### [PROBLEM TO WORK ON]
Would you pull out every line of the material that contains the string "elementare"?

### [RECORDS SHOWN]
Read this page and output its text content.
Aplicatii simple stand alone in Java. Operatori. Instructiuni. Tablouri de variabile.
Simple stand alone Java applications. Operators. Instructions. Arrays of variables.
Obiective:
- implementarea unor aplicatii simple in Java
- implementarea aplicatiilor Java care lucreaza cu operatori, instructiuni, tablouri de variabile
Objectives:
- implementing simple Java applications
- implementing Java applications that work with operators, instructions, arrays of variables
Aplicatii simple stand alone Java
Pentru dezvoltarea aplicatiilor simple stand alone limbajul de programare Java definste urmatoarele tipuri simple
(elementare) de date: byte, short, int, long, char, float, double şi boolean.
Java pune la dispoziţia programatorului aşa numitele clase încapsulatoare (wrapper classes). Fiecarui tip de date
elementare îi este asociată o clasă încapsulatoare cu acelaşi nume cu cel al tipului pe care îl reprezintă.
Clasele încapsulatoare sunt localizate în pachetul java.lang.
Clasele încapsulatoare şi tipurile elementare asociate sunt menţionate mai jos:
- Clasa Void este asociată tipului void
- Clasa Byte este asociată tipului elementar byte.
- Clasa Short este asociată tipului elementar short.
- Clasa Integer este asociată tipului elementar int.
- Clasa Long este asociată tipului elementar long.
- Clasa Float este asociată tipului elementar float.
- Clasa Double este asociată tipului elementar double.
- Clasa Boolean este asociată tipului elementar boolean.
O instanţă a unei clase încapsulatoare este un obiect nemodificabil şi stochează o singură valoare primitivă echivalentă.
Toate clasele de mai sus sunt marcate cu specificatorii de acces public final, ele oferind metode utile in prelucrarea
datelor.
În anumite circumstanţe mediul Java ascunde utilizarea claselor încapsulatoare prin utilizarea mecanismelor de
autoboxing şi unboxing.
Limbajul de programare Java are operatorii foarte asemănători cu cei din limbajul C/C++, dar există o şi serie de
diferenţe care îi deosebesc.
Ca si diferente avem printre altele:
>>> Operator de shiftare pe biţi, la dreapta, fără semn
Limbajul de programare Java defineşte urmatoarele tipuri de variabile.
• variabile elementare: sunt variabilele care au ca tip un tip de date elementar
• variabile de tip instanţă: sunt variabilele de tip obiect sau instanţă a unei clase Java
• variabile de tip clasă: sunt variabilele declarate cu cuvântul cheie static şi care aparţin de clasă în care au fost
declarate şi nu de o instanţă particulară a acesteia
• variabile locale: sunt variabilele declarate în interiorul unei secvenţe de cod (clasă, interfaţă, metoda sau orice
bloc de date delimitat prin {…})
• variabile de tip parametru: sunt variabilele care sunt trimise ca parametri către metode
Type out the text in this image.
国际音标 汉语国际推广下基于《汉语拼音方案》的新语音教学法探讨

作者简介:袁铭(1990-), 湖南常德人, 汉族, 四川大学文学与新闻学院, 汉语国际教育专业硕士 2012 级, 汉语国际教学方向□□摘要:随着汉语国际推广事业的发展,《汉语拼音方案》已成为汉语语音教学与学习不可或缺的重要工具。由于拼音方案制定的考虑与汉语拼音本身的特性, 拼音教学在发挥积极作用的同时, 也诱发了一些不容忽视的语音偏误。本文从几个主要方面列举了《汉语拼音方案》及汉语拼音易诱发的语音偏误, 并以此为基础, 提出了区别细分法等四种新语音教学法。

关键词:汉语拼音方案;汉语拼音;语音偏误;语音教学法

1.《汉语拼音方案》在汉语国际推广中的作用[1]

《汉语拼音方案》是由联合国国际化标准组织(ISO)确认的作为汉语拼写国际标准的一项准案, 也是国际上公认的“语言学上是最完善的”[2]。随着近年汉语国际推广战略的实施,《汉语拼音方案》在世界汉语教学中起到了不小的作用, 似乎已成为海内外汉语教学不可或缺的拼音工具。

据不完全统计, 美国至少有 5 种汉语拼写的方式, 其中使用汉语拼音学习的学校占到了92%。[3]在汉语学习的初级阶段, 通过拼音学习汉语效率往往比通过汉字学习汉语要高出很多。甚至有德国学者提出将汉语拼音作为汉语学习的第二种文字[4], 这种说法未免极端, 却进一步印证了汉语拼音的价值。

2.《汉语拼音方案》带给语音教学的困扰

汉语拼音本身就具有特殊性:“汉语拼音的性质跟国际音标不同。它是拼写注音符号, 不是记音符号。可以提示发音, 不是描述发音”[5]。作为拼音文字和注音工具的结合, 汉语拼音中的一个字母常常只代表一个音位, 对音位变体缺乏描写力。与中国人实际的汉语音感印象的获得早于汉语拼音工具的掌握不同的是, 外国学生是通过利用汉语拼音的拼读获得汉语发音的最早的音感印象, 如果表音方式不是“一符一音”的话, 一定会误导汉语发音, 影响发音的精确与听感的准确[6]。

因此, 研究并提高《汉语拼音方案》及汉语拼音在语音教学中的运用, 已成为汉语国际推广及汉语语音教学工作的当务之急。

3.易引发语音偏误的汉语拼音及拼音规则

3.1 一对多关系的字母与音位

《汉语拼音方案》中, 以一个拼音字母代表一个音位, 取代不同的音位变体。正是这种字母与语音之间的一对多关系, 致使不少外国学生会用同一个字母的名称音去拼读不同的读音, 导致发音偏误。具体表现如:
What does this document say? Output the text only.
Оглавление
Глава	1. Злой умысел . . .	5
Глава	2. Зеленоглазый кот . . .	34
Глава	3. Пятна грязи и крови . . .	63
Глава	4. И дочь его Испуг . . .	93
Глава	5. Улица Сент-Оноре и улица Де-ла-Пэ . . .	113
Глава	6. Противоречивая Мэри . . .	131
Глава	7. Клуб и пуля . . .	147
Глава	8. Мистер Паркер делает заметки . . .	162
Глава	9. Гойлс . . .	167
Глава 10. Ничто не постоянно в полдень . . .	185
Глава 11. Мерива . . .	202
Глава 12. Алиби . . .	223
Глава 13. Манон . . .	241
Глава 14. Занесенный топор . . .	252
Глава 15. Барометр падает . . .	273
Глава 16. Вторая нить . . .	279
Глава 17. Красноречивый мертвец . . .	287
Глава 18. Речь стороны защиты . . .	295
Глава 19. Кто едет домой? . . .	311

### [EXPECTED OUTPUT]
(elementare) de date: byte, short, int, long, char, float, double şi boolean.
elementare îi este asociată o clasă încapsulatoare cu acelaşi nume cu cel al tipului pe care îl reprezintă.
Clasele încapsulatoare şi tipurile elementare asociate sunt menţionate mai jos:
• variabile elementare: sunt variabilele care au ca tip un tip de date elementar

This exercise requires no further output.